WHAT YOU HAVE TO DO: How many lines of the material below contain the string "subtitle"? Answer with the number and nothing else.

Extracted records
※ ※ ※
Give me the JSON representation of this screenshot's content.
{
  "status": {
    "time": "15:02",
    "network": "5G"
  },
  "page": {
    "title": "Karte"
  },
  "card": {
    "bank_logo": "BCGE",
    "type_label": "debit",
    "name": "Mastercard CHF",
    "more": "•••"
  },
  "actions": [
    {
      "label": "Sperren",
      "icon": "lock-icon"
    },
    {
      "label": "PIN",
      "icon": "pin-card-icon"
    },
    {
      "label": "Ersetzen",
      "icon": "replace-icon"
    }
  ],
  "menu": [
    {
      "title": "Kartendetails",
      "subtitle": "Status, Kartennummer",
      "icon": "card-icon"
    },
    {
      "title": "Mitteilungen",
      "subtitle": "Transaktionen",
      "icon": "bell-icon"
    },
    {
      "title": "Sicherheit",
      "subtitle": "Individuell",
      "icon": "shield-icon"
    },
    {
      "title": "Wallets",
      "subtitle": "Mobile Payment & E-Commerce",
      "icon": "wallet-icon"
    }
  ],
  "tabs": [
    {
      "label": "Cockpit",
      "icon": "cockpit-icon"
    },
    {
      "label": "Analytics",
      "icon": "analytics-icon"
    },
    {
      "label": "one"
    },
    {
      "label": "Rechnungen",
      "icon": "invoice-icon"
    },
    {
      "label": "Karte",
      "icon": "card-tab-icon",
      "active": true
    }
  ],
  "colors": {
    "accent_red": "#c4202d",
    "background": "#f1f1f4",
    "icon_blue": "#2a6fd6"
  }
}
※ ※ ※
TASK OUTPUT: 4